**Exercise description**
Among the lines listed below, count those that include the string "电动车正当防卫", and state only the count.

**Input**
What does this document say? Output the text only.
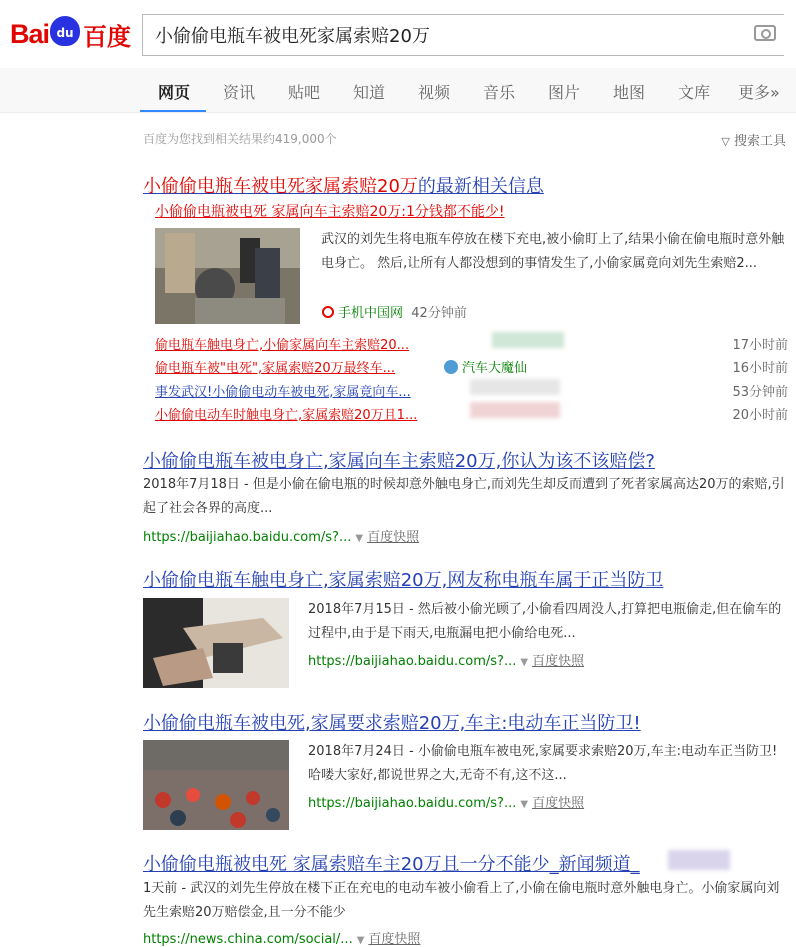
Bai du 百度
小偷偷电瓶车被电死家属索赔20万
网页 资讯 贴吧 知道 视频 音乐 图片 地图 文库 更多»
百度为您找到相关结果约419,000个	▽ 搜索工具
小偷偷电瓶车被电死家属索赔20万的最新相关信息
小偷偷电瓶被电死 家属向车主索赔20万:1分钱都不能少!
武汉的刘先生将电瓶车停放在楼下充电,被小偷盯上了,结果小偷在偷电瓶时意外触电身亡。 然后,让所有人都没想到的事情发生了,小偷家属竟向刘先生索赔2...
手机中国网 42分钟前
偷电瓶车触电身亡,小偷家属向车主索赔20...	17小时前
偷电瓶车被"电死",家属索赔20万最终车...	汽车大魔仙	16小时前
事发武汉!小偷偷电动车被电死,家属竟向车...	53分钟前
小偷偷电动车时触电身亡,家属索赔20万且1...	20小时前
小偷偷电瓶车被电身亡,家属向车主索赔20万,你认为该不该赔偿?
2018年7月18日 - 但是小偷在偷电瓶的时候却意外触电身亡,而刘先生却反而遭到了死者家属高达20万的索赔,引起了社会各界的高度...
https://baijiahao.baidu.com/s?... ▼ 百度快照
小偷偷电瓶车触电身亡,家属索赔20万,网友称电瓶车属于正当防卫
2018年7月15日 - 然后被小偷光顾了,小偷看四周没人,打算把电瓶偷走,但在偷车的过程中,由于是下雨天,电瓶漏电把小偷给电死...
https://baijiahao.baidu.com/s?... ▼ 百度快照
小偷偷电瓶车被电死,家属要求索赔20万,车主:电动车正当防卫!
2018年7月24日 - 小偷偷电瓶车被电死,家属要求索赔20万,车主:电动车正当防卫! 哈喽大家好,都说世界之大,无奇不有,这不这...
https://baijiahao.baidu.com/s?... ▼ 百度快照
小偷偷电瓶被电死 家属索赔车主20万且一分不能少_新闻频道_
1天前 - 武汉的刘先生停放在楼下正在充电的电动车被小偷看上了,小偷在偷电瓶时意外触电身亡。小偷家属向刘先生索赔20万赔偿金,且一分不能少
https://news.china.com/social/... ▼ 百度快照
...
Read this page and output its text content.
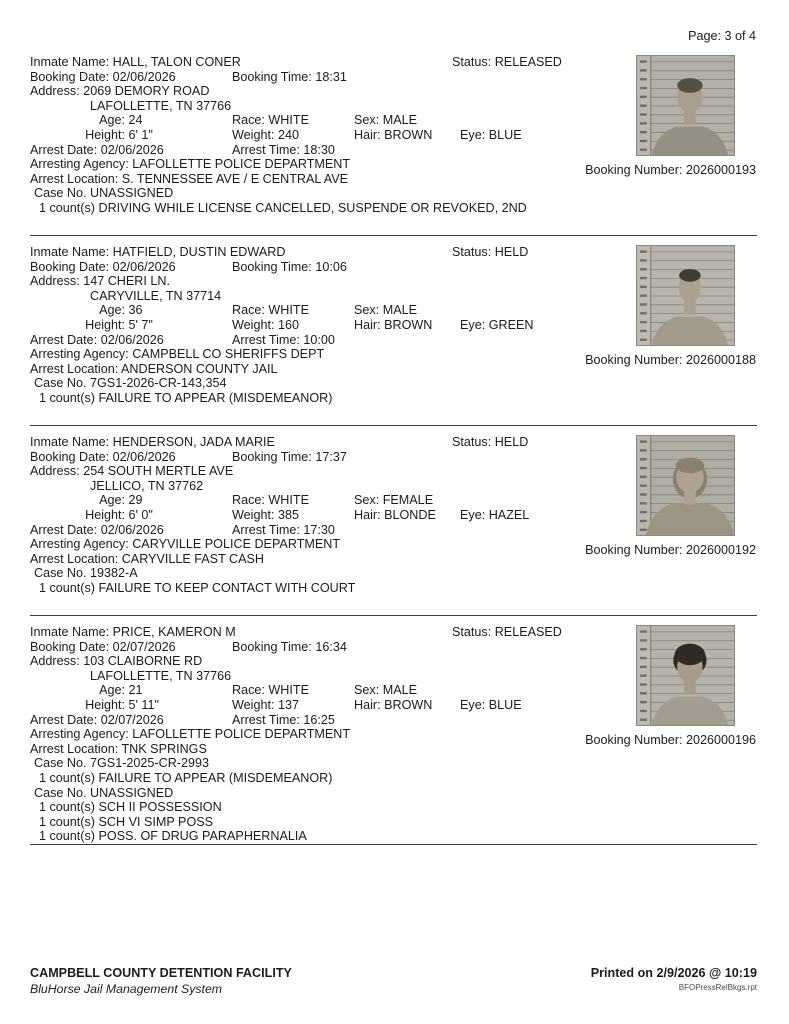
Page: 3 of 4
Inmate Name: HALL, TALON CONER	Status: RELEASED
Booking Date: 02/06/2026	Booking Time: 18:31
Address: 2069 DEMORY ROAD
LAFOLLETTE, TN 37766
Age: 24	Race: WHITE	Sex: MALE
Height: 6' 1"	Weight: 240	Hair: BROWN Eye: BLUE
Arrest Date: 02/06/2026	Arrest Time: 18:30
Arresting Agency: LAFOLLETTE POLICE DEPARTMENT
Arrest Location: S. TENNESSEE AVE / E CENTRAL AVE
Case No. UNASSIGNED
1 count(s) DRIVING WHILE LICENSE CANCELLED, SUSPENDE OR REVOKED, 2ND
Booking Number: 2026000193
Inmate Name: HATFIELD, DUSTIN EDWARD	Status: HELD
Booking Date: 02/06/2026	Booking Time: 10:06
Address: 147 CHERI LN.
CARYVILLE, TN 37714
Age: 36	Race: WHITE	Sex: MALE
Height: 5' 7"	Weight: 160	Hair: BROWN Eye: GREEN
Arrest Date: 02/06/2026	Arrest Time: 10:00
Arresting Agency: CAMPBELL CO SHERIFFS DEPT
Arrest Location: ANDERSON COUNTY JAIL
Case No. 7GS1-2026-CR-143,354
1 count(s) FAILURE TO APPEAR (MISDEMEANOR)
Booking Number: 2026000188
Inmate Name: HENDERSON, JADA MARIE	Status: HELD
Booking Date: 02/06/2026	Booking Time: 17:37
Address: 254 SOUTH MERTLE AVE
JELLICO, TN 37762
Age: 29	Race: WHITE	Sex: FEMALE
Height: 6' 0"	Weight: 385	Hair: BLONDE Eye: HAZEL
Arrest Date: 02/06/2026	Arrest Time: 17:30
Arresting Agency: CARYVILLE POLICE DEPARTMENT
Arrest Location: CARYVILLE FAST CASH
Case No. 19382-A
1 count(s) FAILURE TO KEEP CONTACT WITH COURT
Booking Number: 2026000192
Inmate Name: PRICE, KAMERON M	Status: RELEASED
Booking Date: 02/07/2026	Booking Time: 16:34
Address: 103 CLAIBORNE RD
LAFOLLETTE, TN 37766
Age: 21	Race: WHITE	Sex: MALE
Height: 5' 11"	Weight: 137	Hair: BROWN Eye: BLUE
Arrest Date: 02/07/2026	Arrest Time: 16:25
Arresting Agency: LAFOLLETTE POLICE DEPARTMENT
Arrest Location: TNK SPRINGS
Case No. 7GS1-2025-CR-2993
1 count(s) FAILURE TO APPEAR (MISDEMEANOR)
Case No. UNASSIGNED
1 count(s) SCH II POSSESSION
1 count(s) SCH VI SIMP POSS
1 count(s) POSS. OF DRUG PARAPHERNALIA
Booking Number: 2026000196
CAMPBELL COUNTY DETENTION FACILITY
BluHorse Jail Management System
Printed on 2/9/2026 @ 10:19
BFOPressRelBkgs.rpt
==
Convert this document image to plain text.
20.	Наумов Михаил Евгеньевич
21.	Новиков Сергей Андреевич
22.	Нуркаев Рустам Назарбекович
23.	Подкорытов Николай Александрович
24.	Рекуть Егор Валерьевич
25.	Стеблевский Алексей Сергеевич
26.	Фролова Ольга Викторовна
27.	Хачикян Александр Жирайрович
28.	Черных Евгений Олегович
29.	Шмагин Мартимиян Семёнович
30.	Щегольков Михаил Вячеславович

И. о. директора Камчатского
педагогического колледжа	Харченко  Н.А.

**Solution for this task**
2